= Required work =
Among the entries that follow, tally the lines with the string "Room". Give no more than the number.

= Data for this exercise =
----

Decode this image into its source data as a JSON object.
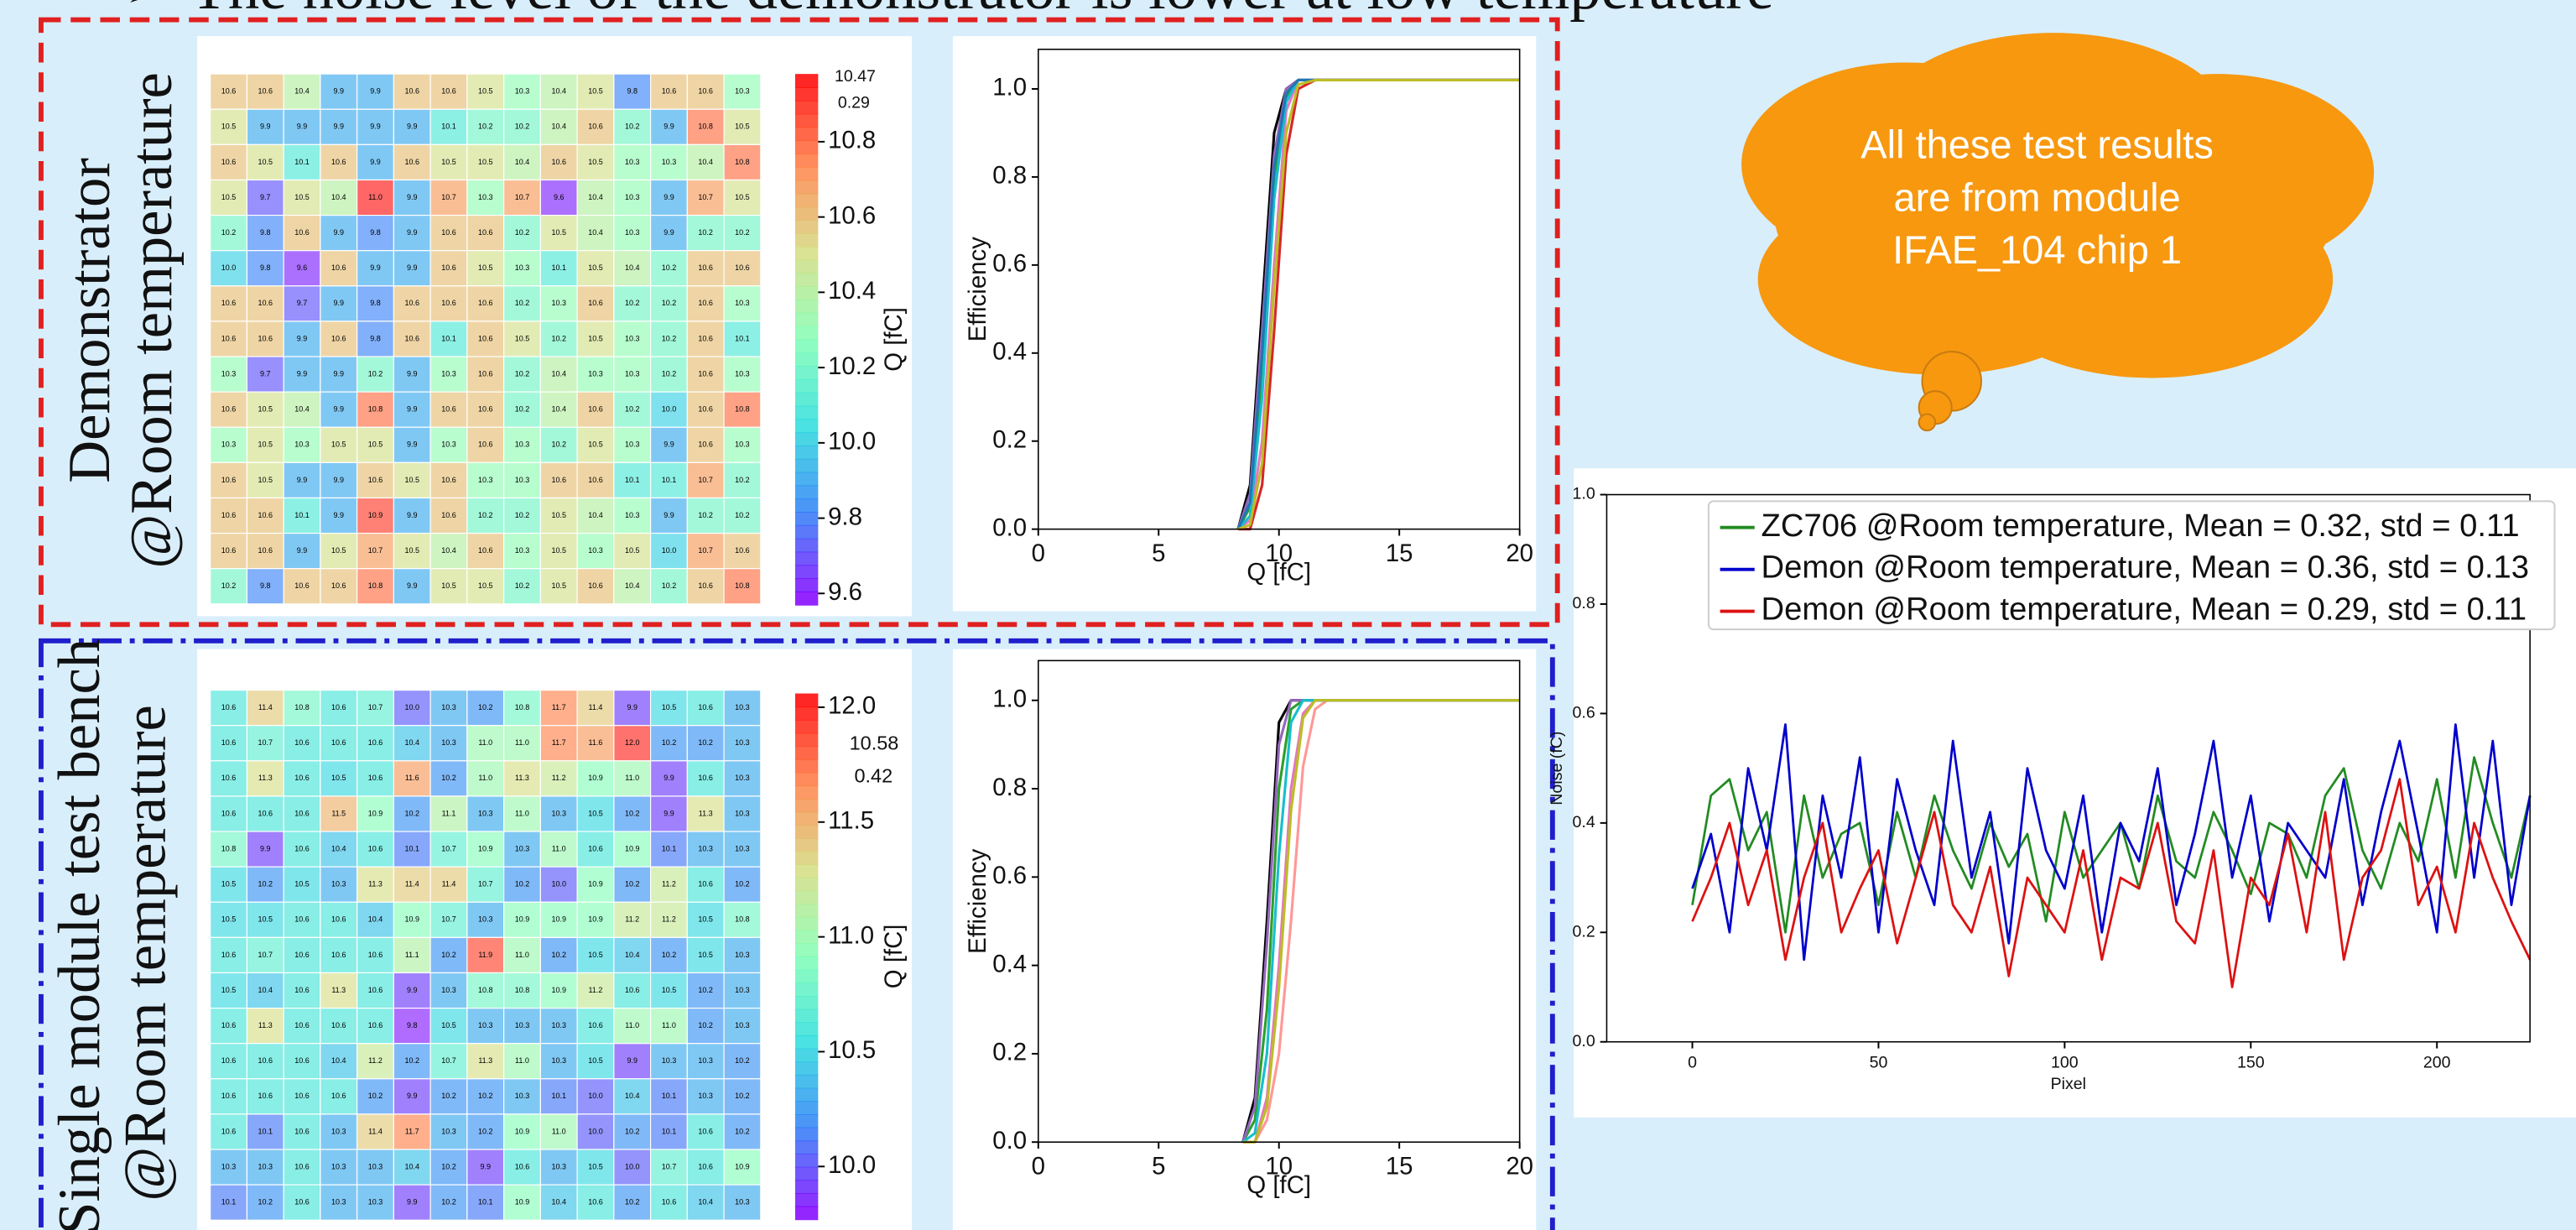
{
  "header": {
    "title": "➢ The noise level of the demonstrator is lower at low temperature"
  },
  "panels": [
    {
      "label": [
        "Demonstrator",
        "@Room temperature"
      ],
      "heatmap": {
        "clim": [
          9.57,
          10.98
        ],
        "rows": [
          [
            "10.6",
            "10.6",
            "10.4",
            "9.9",
            "9.9",
            "10.6",
            "10.6",
            "10.5",
            "10.3",
            "10.4",
            "10.5",
            "9.8",
            "10.6",
            "10.6",
            "10.3"
          ],
          [
            "10.5",
            "9.9",
            "9.9",
            "9.9",
            "9.9",
            "9.9",
            "10.1",
            "10.2",
            "10.2",
            "10.4",
            "10.6",
            "10.2",
            "9.9",
            "10.8",
            "10.5"
          ],
          [
            "10.6",
            "10.5",
            "10.1",
            "10.6",
            "9.9",
            "10.6",
            "10.5",
            "10.5",
            "10.4",
            "10.6",
            "10.5",
            "10.3",
            "10.3",
            "10.4",
            "10.8"
          ],
          [
            "10.5",
            "9.7",
            "10.5",
            "10.4",
            "11.0",
            "9.9",
            "10.7",
            "10.3",
            "10.7",
            "9.6",
            "10.4",
            "10.3",
            "9.9",
            "10.7",
            "10.5"
          ],
          [
            "10.2",
            "9.8",
            "10.6",
            "9.9",
            "9.8",
            "9.9",
            "10.6",
            "10.6",
            "10.2",
            "10.5",
            "10.4",
            "10.3",
            "9.9",
            "10.2",
            "10.2"
          ],
          [
            "10.0",
            "9.8",
            "9.6",
            "10.6",
            "9.9",
            "9.9",
            "10.6",
            "10.5",
            "10.3",
            "10.1",
            "10.5",
            "10.4",
            "10.2",
            "10.6",
            "10.6"
          ],
          [
            "10.6",
            "10.6",
            "9.7",
            "9.9",
            "9.8",
            "10.6",
            "10.6",
            "10.6",
            "10.2",
            "10.3",
            "10.6",
            "10.2",
            "10.2",
            "10.6",
            "10.3"
          ],
          [
            "10.6",
            "10.6",
            "9.9",
            "10.6",
            "9.8",
            "10.6",
            "10.1",
            "10.6",
            "10.5",
            "10.2",
            "10.5",
            "10.3",
            "10.2",
            "10.6",
            "10.1"
          ],
          [
            "10.3",
            "9.7",
            "9.9",
            "9.9",
            "10.2",
            "9.9",
            "10.3",
            "10.6",
            "10.2",
            "10.4",
            "10.3",
            "10.3",
            "10.2",
            "10.6",
            "10.3"
          ],
          [
            "10.6",
            "10.5",
            "10.4",
            "9.9",
            "10.8",
            "9.9",
            "10.6",
            "10.6",
            "10.2",
            "10.4",
            "10.6",
            "10.2",
            "10.0",
            "10.6",
            "10.8"
          ],
          [
            "10.3",
            "10.5",
            "10.3",
            "10.5",
            "10.5",
            "9.9",
            "10.3",
            "10.6",
            "10.3",
            "10.2",
            "10.5",
            "10.3",
            "9.9",
            "10.6",
            "10.3"
          ],
          [
            "10.6",
            "10.5",
            "9.9",
            "9.9",
            "10.6",
            "10.5",
            "10.6",
            "10.3",
            "10.3",
            "10.6",
            "10.6",
            "10.1",
            "10.1",
            "10.7",
            "10.2"
          ],
          [
            "10.6",
            "10.6",
            "10.1",
            "9.9",
            "10.9",
            "9.9",
            "10.6",
            "10.2",
            "10.2",
            "10.5",
            "10.4",
            "10.3",
            "9.9",
            "10.2",
            "10.2"
          ],
          [
            "10.6",
            "10.6",
            "9.9",
            "10.5",
            "10.7",
            "10.5",
            "10.4",
            "10.6",
            "10.3",
            "10.5",
            "10.3",
            "10.5",
            "10.0",
            "10.7",
            "10.6"
          ],
          [
            "10.2",
            "9.8",
            "10.6",
            "10.6",
            "10.8",
            "9.9",
            "10.5",
            "10.5",
            "10.2",
            "10.5",
            "10.6",
            "10.4",
            "10.2",
            "10.6",
            "10.8"
          ]
        ],
        "colorbar": {
          "label": "Q [fC]",
          "annotations": [
            "10.47",
            "0.29"
          ],
          "ticks": [
            9.6,
            9.8,
            {
              "value": 10,
              "label": "10.0"
            },
            10.2,
            10.4,
            10.6,
            10.8
          ]
        }
      },
      "efficiency": {
        "type": "line",
        "xlabel": "Q [fC]",
        "ylabel": "Efficiency",
        "xlim": [
          0,
          20
        ],
        "ylim": [
          0,
          1.09
        ],
        "xticks": [
          0,
          5,
          10,
          15,
          20
        ],
        "yticks": [
          {
            "value": 0,
            "label": "0.0"
          },
          0.2,
          0.4,
          0.6,
          0.8,
          {
            "value": 1,
            "label": "1.0"
          }
        ],
        "x": [
          8.3,
          8.8,
          9.3,
          9.8,
          10.3,
          10.8,
          11.5,
          20
        ],
        "series": [
          {
            "color": "#2ca02c",
            "values": [
              0,
              0.05,
              0.35,
              0.8,
              0.98,
              1.02,
              1.02,
              1.02
            ]
          },
          {
            "color": "#000000",
            "values": [
              0,
              0.1,
              0.5,
              0.9,
              1.0,
              1.02,
              1.02,
              1.02
            ]
          },
          {
            "color": "#e377c2",
            "values": [
              0,
              0.02,
              0.2,
              0.6,
              0.95,
              1.02,
              1.02,
              1.02
            ]
          },
          {
            "color": "#9467bd",
            "values": [
              0,
              0.08,
              0.45,
              0.85,
              1.0,
              1.02,
              1.02,
              1.02
            ]
          },
          {
            "color": "#d62728",
            "values": [
              0,
              0,
              0.1,
              0.45,
              0.85,
              1.0,
              1.02,
              1.02
            ]
          },
          {
            "color": "#17becf",
            "values": [
              0,
              0.03,
              0.3,
              0.75,
              0.97,
              1.02,
              1.02,
              1.02
            ]
          },
          {
            "color": "#1f77b4",
            "values": [
              0,
              0.06,
              0.4,
              0.82,
              0.99,
              1.02,
              1.02,
              1.02
            ]
          },
          {
            "color": "#bcbd22",
            "values": [
              0,
              0.01,
              0.15,
              0.55,
              0.9,
              1.01,
              1.02,
              1.02
            ]
          }
        ]
      }
    },
    {
      "label": [
        "Single module test bench",
        "@Room temperature"
      ],
      "heatmap": {
        "clim": [
          9.77,
          12.06
        ],
        "rows": [
          [
            "10.6",
            "11.4",
            "10.8",
            "10.6",
            "10.7",
            "10.0",
            "10.3",
            "10.2",
            "10.8",
            "11.7",
            "11.4",
            "9.9",
            "10.5",
            "10.6",
            "10.3"
          ],
          [
            "10.6",
            "10.7",
            "10.6",
            "10.6",
            "10.6",
            "10.4",
            "10.3",
            "11.0",
            "11.0",
            "11.7",
            "11.6",
            "12.0",
            "10.2",
            "10.2",
            "10.3"
          ],
          [
            "10.6",
            "11.3",
            "10.6",
            "10.5",
            "10.6",
            "11.6",
            "10.2",
            "11.0",
            "11.3",
            "11.2",
            "10.9",
            "11.0",
            "9.9",
            "10.6",
            "10.3"
          ],
          [
            "10.6",
            "10.6",
            "10.6",
            "11.5",
            "10.9",
            "10.2",
            "11.1",
            "10.3",
            "11.0",
            "10.3",
            "10.5",
            "10.2",
            "9.9",
            "11.3",
            "10.3"
          ],
          [
            "10.8",
            "9.9",
            "10.6",
            "10.4",
            "10.6",
            "10.1",
            "10.7",
            "10.9",
            "10.3",
            "11.0",
            "10.6",
            "10.9",
            "10.1",
            "10.3",
            "10.3"
          ],
          [
            "10.5",
            "10.2",
            "10.5",
            "10.3",
            "11.3",
            "11.4",
            "11.4",
            "10.7",
            "10.2",
            "10.0",
            "10.9",
            "10.2",
            "11.2",
            "10.6",
            "10.2"
          ],
          [
            "10.5",
            "10.5",
            "10.6",
            "10.6",
            "10.4",
            "10.9",
            "10.7",
            "10.3",
            "10.9",
            "10.9",
            "10.9",
            "11.2",
            "11.2",
            "10.5",
            "10.8"
          ],
          [
            "10.6",
            "10.7",
            "10.6",
            "10.6",
            "10.6",
            "11.1",
            "10.2",
            "11.9",
            "11.0",
            "10.2",
            "10.5",
            "10.4",
            "10.2",
            "10.5",
            "10.3"
          ],
          [
            "10.5",
            "10.4",
            "10.6",
            "11.3",
            "10.6",
            "9.9",
            "10.3",
            "10.8",
            "10.8",
            "10.9",
            "11.2",
            "10.6",
            "10.5",
            "10.2",
            "10.3"
          ],
          [
            "10.6",
            "11.3",
            "10.6",
            "10.6",
            "10.6",
            "9.8",
            "10.5",
            "10.3",
            "10.3",
            "10.3",
            "10.6",
            "11.0",
            "11.0",
            "10.2",
            "10.3"
          ],
          [
            "10.6",
            "10.6",
            "10.6",
            "10.4",
            "11.2",
            "10.2",
            "10.7",
            "11.3",
            "11.0",
            "10.3",
            "10.5",
            "9.9",
            "10.3",
            "10.3",
            "10.2"
          ],
          [
            "10.6",
            "10.6",
            "10.6",
            "10.6",
            "10.2",
            "9.9",
            "10.2",
            "10.2",
            "10.3",
            "10.1",
            "10.0",
            "10.4",
            "10.1",
            "10.3",
            "10.2"
          ],
          [
            "10.6",
            "10.1",
            "10.6",
            "10.3",
            "11.4",
            "11.7",
            "10.3",
            "10.2",
            "10.9",
            "11.0",
            "10.0",
            "10.2",
            "10.1",
            "10.6",
            "10.2"
          ],
          [
            "10.3",
            "10.3",
            "10.6",
            "10.3",
            "10.3",
            "10.4",
            "10.2",
            "9.9",
            "10.6",
            "10.3",
            "10.5",
            "10.0",
            "10.7",
            "10.6",
            "10.9"
          ],
          [
            "10.1",
            "10.2",
            "10.6",
            "10.3",
            "10.3",
            "9.9",
            "10.2",
            "10.1",
            "10.9",
            "10.4",
            "10.6",
            "10.2",
            "10.6",
            "10.4",
            "10.3"
          ]
        ],
        "colorbar": {
          "label": "Q [fC]",
          "annotations": [
            "10.58",
            "0.42"
          ],
          "ticks": [
            {
              "value": 10,
              "label": "10.0"
            },
            10.5,
            {
              "value": 11,
              "label": "11.0"
            },
            11.5,
            {
              "value": 12,
              "label": "12.0"
            }
          ]
        }
      },
      "efficiency": {
        "type": "line",
        "xlabel": "Q [fC]",
        "ylabel": "Efficiency",
        "xlim": [
          0,
          20
        ],
        "ylim": [
          0,
          1.09
        ],
        "xticks": [
          0,
          5,
          10,
          15,
          20
        ],
        "yticks": [
          {
            "value": 0,
            "label": "0.0"
          },
          0.2,
          0.4,
          0.6,
          0.8,
          {
            "value": 1,
            "label": "1.0"
          }
        ],
        "x": [
          8.5,
          9.0,
          9.5,
          10.0,
          10.5,
          11.0,
          11.5,
          12.0,
          20
        ],
        "series": [
          {
            "color": "#000000",
            "values": [
              0,
              0.1,
              0.5,
              0.95,
              1,
              1,
              1,
              1,
              1
            ]
          },
          {
            "color": "#2ca02c",
            "values": [
              0,
              0.05,
              0.3,
              0.8,
              0.98,
              1,
              1,
              1,
              1
            ]
          },
          {
            "color": "#e377c2",
            "values": [
              0,
              0,
              0.1,
              0.4,
              0.8,
              0.97,
              1,
              1,
              1
            ]
          },
          {
            "color": "#ff9896",
            "values": [
              0,
              0,
              0.05,
              0.2,
              0.5,
              0.85,
              0.98,
              1,
              1
            ]
          },
          {
            "color": "#9467bd",
            "values": [
              0,
              0.08,
              0.45,
              0.9,
              1,
              1,
              1,
              1,
              1
            ]
          },
          {
            "color": "#17becf",
            "values": [
              0,
              0.02,
              0.2,
              0.65,
              0.95,
              1,
              1,
              1,
              1
            ]
          },
          {
            "color": "#bcbd22",
            "values": [
              0,
              0,
              0.08,
              0.35,
              0.75,
              0.96,
              1,
              1,
              1
            ]
          }
        ]
      }
    }
  ],
  "callout": {
    "lines": [
      "All these test results",
      "are from module",
      "IFAE_104 chip 1"
    ]
  },
  "noise": {
    "type": "line",
    "xlabel": "Pixel",
    "ylabel": "Noise (fC)",
    "xlim": [
      -23,
      225
    ],
    "ylim": [
      0,
      1
    ],
    "xticks": [
      0,
      50,
      100,
      150,
      200
    ],
    "yticks": [
      {
        "value": 0,
        "label": "0.0"
      },
      0.2,
      0.4,
      0.6,
      0.8,
      {
        "value": 1,
        "label": "1.0"
      }
    ],
    "x": [
      0,
      5,
      10,
      15,
      20,
      25,
      30,
      35,
      40,
      45,
      50,
      55,
      60,
      65,
      70,
      75,
      80,
      85,
      90,
      95,
      100,
      105,
      110,
      115,
      120,
      125,
      130,
      135,
      140,
      145,
      150,
      155,
      160,
      165,
      170,
      175,
      180,
      185,
      190,
      195,
      200,
      205,
      210,
      215,
      220,
      225
    ],
    "series": [
      {
        "name": "ZC706 @Room temperature, Mean = 0.32, std = 0.11",
        "color": "#228b22",
        "values": [
          0.25,
          0.45,
          0.48,
          0.35,
          0.42,
          0.2,
          0.45,
          0.3,
          0.38,
          0.4,
          0.25,
          0.42,
          0.3,
          0.45,
          0.35,
          0.28,
          0.4,
          0.32,
          0.38,
          0.22,
          0.42,
          0.3,
          0.35,
          0.4,
          0.28,
          0.45,
          0.33,
          0.3,
          0.42,
          0.35,
          0.27,
          0.4,
          0.38,
          0.3,
          0.45,
          0.5,
          0.35,
          0.28,
          0.4,
          0.33,
          0.48,
          0.3,
          0.52,
          0.4,
          0.3,
          0.45
        ]
      },
      {
        "name": "Demon @Room temperature, Mean = 0.36, std = 0.13",
        "color": "#0000cc",
        "values": [
          0.28,
          0.38,
          0.2,
          0.5,
          0.35,
          0.58,
          0.15,
          0.45,
          0.3,
          0.52,
          0.2,
          0.48,
          0.35,
          0.25,
          0.55,
          0.3,
          0.42,
          0.18,
          0.5,
          0.35,
          0.28,
          0.45,
          0.2,
          0.4,
          0.33,
          0.5,
          0.25,
          0.38,
          0.55,
          0.3,
          0.45,
          0.22,
          0.4,
          0.35,
          0.3,
          0.48,
          0.25,
          0.42,
          0.55,
          0.38,
          0.2,
          0.58,
          0.3,
          0.55,
          0.25,
          0.45
        ]
      },
      {
        "name": "Demon @Room temperature, Mean = 0.29, std = 0.11",
        "color": "#dd1111",
        "values": [
          0.22,
          0.3,
          0.4,
          0.25,
          0.35,
          0.15,
          0.3,
          0.4,
          0.2,
          0.28,
          0.35,
          0.18,
          0.3,
          0.42,
          0.25,
          0.2,
          0.32,
          0.12,
          0.3,
          0.25,
          0.2,
          0.35,
          0.15,
          0.3,
          0.28,
          0.4,
          0.22,
          0.18,
          0.35,
          0.1,
          0.3,
          0.25,
          0.38,
          0.2,
          0.42,
          0.15,
          0.3,
          0.35,
          0.48,
          0.25,
          0.32,
          0.2,
          0.4,
          0.3,
          0.22,
          0.15
        ]
      }
    ]
  }
}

----

= Task response =
5